▶ _WORK TO BE COMPLETED_:
Pick out the lines in the listing below that contain the word "text" and copy them.

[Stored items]
* * * * *

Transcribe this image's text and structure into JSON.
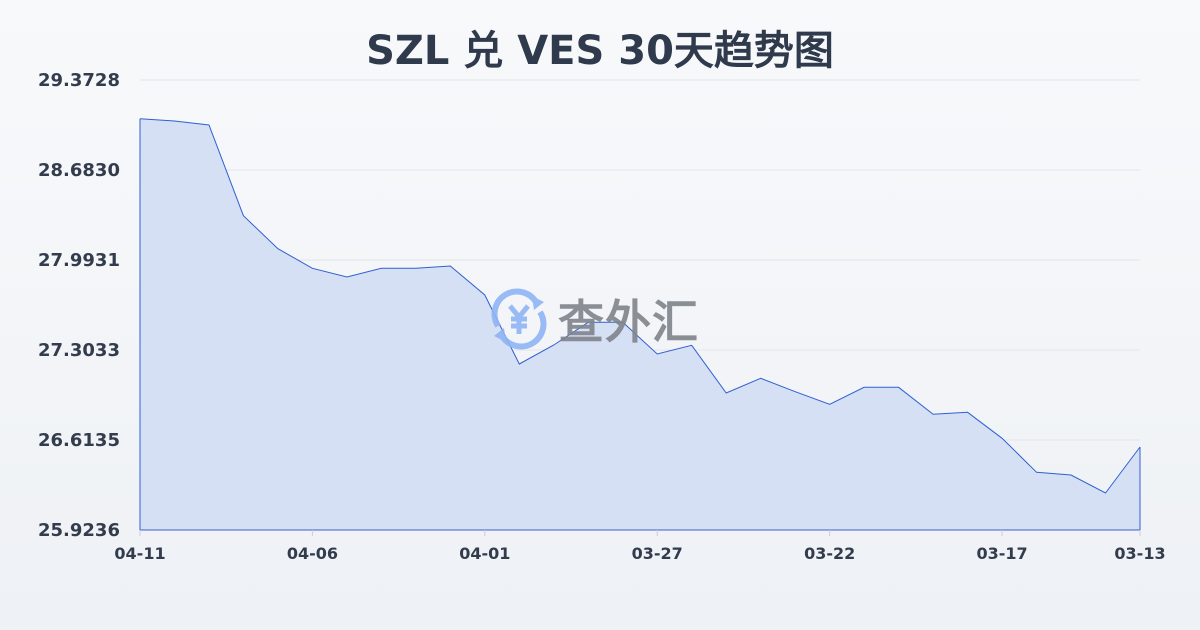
{
  "chart_data": {
    "type": "area",
    "title": "SZL 兑 VES 30天趋势图",
    "xlabel": "",
    "ylabel": "",
    "x": [
      "04-11",
      "04-10",
      "04-09",
      "04-08",
      "04-07",
      "04-06",
      "04-05",
      "04-04",
      "04-03",
      "04-02",
      "04-01",
      "03-31",
      "03-30",
      "03-29",
      "03-28",
      "03-27",
      "03-26",
      "03-25",
      "03-24",
      "03-23",
      "03-22",
      "03-21",
      "03-20",
      "03-19",
      "03-18",
      "03-17",
      "03-16",
      "03-15",
      "03-14",
      "03-13"
    ],
    "values": [
      29.0762,
      29.0585,
      29.0279,
      28.3327,
      28.0797,
      27.9295,
      27.8628,
      27.9295,
      27.9295,
      27.9471,
      27.7248,
      27.196,
      27.3416,
      27.5156,
      27.5156,
      27.2726,
      27.3393,
      26.9737,
      27.0864,
      26.9837,
      26.8871,
      27.0174,
      27.0174,
      26.8105,
      26.8258,
      26.6265,
      26.3658,
      26.3452,
      26.2072,
      26.5598
    ],
    "x_tick_labels": [
      "04-11",
      "04-06",
      "04-01",
      "03-27",
      "03-22",
      "03-17",
      "03-13"
    ],
    "y_tick_labels": [
      "29.3728",
      "28.6830",
      "27.9931",
      "27.3033",
      "26.6135",
      "25.9236"
    ],
    "ylim": [
      25.9236,
      29.3728
    ],
    "grid": true,
    "line_color": "#3060d0",
    "fill_color": "#d6e0f5"
  },
  "watermark": {
    "text": "查外汇",
    "icon": "yen-exchange-icon"
  }
}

* * * * *

▶ _REPLY_:
Transcribe this image's text and structure into JSON.
    "text": "查外汇",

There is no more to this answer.